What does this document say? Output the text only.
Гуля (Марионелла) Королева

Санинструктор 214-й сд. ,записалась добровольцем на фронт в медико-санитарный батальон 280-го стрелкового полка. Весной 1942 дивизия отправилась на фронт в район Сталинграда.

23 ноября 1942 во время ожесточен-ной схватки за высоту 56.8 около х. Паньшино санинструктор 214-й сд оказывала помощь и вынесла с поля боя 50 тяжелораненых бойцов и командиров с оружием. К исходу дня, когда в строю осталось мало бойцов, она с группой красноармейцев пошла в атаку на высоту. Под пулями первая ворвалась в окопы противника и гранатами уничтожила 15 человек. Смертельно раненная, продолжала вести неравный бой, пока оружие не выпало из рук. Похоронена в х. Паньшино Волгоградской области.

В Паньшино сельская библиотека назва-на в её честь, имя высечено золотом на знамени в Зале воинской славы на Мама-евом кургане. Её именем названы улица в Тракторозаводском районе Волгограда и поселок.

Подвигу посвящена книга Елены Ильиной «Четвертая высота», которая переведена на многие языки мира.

------------------------------------------------------------

PROBLEM DETAILS: Set down the listing above in full, please, exactly as it appears.

THE ANSWER:
What does this document say? Output the text only.
Гуля (Марионелла) Королева

Санинструктор 214-й сд. ,записалась добровольцем на фронт в медико-санитарный батальон 280-го стрелкового полка. Весной 1942 дивизия отправилась на фронт в район Сталинграда.

23 ноября 1942 во время ожесточен-ной схватки за высоту 56.8 около х. Паньшино санинструктор 214-й сд оказывала помощь и вынесла с поля боя 50 тяжелораненых бойцов и командиров с оружием. К исходу дня, когда в строю осталось мало бойцов, она с группой красноармейцев пошла в атаку на высоту. Под пулями первая ворвалась в окопы противника и гранатами уничтожила 15 человек. Смертельно раненная, продолжала вести неравный бой, пока оружие не выпало из рук. Похоронена в х. Паньшино Волгоградской области.

В Паньшино сельская библиотека назва-на в её честь, имя высечено золотом на знамени в Зале воинской славы на Мама-евом кургане. Её именем названы улица в Тракторозаводском районе Волгограда и поселок.

Подвигу посвящена книга Елены Ильиной «Четвертая высота», которая переведена на многие языки мира.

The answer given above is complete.